Copy each line that holds "title".
— start Information given —
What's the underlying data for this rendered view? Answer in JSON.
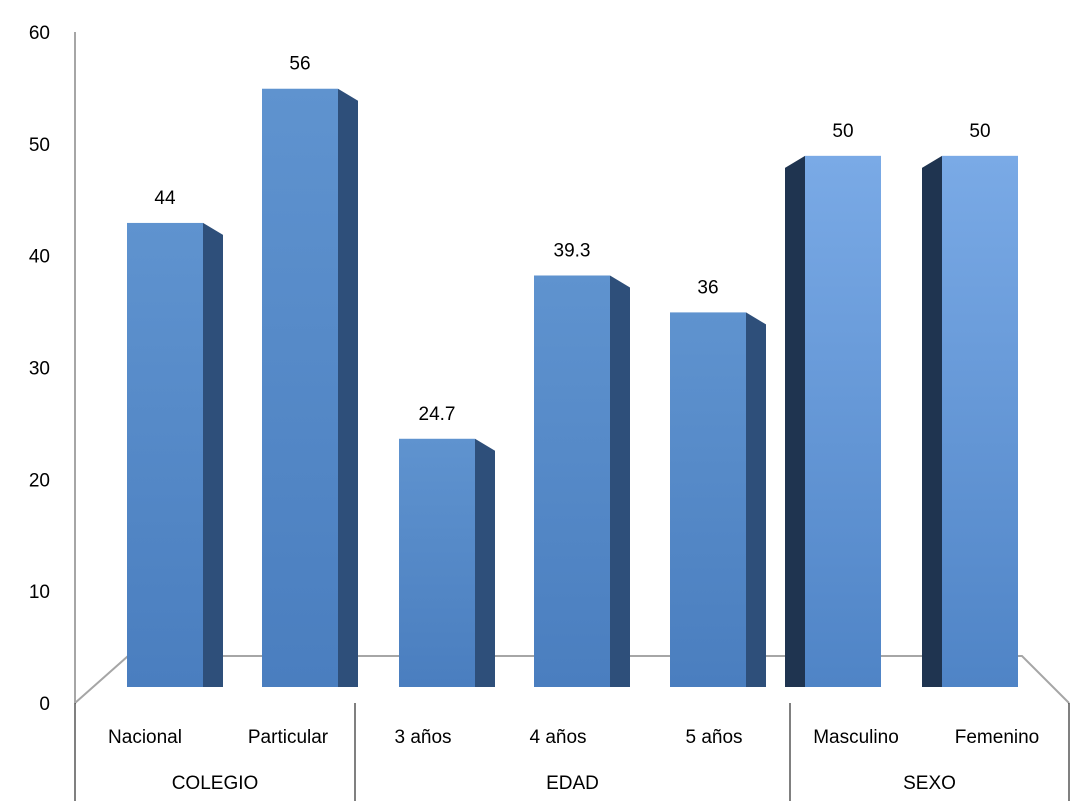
{
  "chart_data": {
    "type": "bar",
    "title": "",
    "xlabel": "",
    "ylabel": "",
    "ylim": [
      0,
      60
    ],
    "yticks": [
      0,
      10,
      20,
      30,
      40,
      50,
      60
    ],
    "grid": false,
    "legend": "none",
    "categories": [
      "Nacional",
      "Particular",
      "3 años",
      "4 años",
      "5 años",
      "Masculino",
      "Femenino"
    ],
    "values": [
      44,
      56,
      24.7,
      39.3,
      36,
      50,
      50
    ],
    "data_labels": [
      "44",
      "56",
      "24.7",
      "39.3",
      "36",
      "50",
      "50"
    ],
    "groups": [
      {
        "name": "COLEGIO",
        "categories": [
          "Nacional",
          "Particular"
        ]
      },
      {
        "name": "EDAD",
        "categories": [
          "3 años",
          "4 años",
          "5 años"
        ]
      },
      {
        "name": "SEXO",
        "categories": [
          "Masculino",
          "Femenino"
        ]
      }
    ],
    "colors": {
      "bar_front": "#4f81bd",
      "bar_front_light": "#6a9ed8",
      "bar_side": "#2e4f7a",
      "bar_side_dark": "#1f3450",
      "axis": "#a6a6a6"
    }
  }
}
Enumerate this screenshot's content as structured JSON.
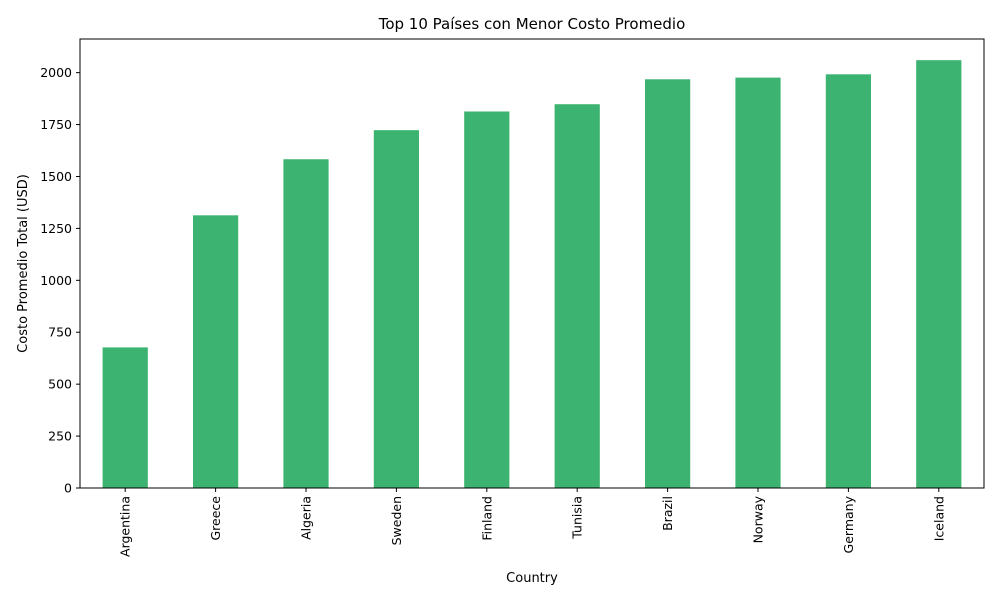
{
  "chart_data": {
    "type": "bar",
    "title": "Top 10 Países con Menor Costo Promedio",
    "xlabel": "Country",
    "ylabel": "Costo Promedio Total (USD)",
    "categories": [
      "Argentina",
      "Greece",
      "Algeria",
      "Sweden",
      "Finland",
      "Tunisia",
      "Brazil",
      "Norway",
      "Germany",
      "Iceland"
    ],
    "values": [
      677,
      1313,
      1583,
      1723,
      1813,
      1848,
      1968,
      1976,
      1992,
      2060
    ],
    "ylim": [
      0,
      2162
    ],
    "yticks": [
      0,
      250,
      500,
      750,
      1000,
      1250,
      1500,
      1750,
      2000
    ],
    "bar_color": "#3cb371",
    "grid": false,
    "legend": "none"
  }
}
— end Information given —
__Solution to the problem__.
    "title": "",
    "title": "Top 10 Países con Menor Costo Promedio",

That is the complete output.